§ Your instructions:
Each entry below is to be duplicated verbatim.

§ Supplied material:
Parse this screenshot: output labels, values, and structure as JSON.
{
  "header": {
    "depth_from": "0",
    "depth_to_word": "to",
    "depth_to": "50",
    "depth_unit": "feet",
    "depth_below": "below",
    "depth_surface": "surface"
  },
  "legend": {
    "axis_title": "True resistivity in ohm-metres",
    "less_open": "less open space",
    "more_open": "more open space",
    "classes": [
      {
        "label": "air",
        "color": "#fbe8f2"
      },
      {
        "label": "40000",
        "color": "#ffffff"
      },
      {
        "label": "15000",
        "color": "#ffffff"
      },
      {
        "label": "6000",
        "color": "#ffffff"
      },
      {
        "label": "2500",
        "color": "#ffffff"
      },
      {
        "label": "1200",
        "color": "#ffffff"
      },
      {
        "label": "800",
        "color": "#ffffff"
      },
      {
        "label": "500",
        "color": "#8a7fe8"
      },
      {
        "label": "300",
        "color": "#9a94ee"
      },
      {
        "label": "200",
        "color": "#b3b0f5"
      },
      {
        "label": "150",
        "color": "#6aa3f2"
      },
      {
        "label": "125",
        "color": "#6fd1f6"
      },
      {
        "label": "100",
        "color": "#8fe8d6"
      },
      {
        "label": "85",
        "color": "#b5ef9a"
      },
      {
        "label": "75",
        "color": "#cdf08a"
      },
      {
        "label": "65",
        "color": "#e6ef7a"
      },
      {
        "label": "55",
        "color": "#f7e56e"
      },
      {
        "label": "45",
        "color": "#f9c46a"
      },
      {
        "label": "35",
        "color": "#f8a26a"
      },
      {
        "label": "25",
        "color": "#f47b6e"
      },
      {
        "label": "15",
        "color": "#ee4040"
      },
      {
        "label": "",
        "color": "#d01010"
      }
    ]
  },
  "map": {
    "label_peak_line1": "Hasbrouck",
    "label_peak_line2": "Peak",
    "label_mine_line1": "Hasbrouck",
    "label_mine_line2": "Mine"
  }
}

§ Correct output:
Parse this screenshot: output labels, values, and structure as JSON.
{
  "header": {
    "depth_from": "0",
    "depth_to_word": "to",
    "depth_to": "50",
    "depth_unit": "feet",
    "depth_below": "below",
    "depth_surface": "surface"
  },
  "legend": {
    "axis_title": "True resistivity in ohm-metres",
    "less_open": "less open space",
    "more_open": "more open space",
    "classes": [
      {
        "label": "air",
        "color": "#fbe8f2"
      },
      {
        "label": "40000",
        "color": "#ffffff"
      },
      {
        "label": "15000",
        "color": "#ffffff"
      },
      {
        "label": "6000",
        "color": "#ffffff"
      },
      {
        "label": "2500",
        "color": "#ffffff"
      },
      {
        "label": "1200",
        "color": "#ffffff"
      },
      {
        "label": "800",
        "color": "#ffffff"
      },
      {
        "label": "500",
        "color": "#8a7fe8"
      },
      {
        "label": "300",
        "color": "#9a94ee"
      },
      {
        "label": "200",
        "color": "#b3b0f5"
      },
      {
        "label": "150",
        "color": "#6aa3f2"
      },
      {
        "label": "125",
        "color": "#6fd1f6"
      },
      {
        "label": "100",
        "color": "#8fe8d6"
      },
      {
        "label": "85",
        "color": "#b5ef9a"
      },
      {
        "label": "75",
        "color": "#cdf08a"
      },
      {
        "label": "65",
        "color": "#e6ef7a"
      },
      {
        "label": "55",
        "color": "#f7e56e"
      },
      {
        "label": "45",
        "color": "#f9c46a"
      },
      {
        "label": "35",
        "color": "#f8a26a"
      },
      {
        "label": "25",
        "color": "#f47b6e"
      },
      {
        "label": "15",
        "color": "#ee4040"
      },
      {
        "label": "",
        "color": "#d01010"
      }
    ]
  },
  "map": {
    "label_peak_line1": "Hasbrouck",
    "label_peak_line2": "Peak",
    "label_mine_line1": "Hasbrouck",
    "label_mine_line2": "Mine"
  }
}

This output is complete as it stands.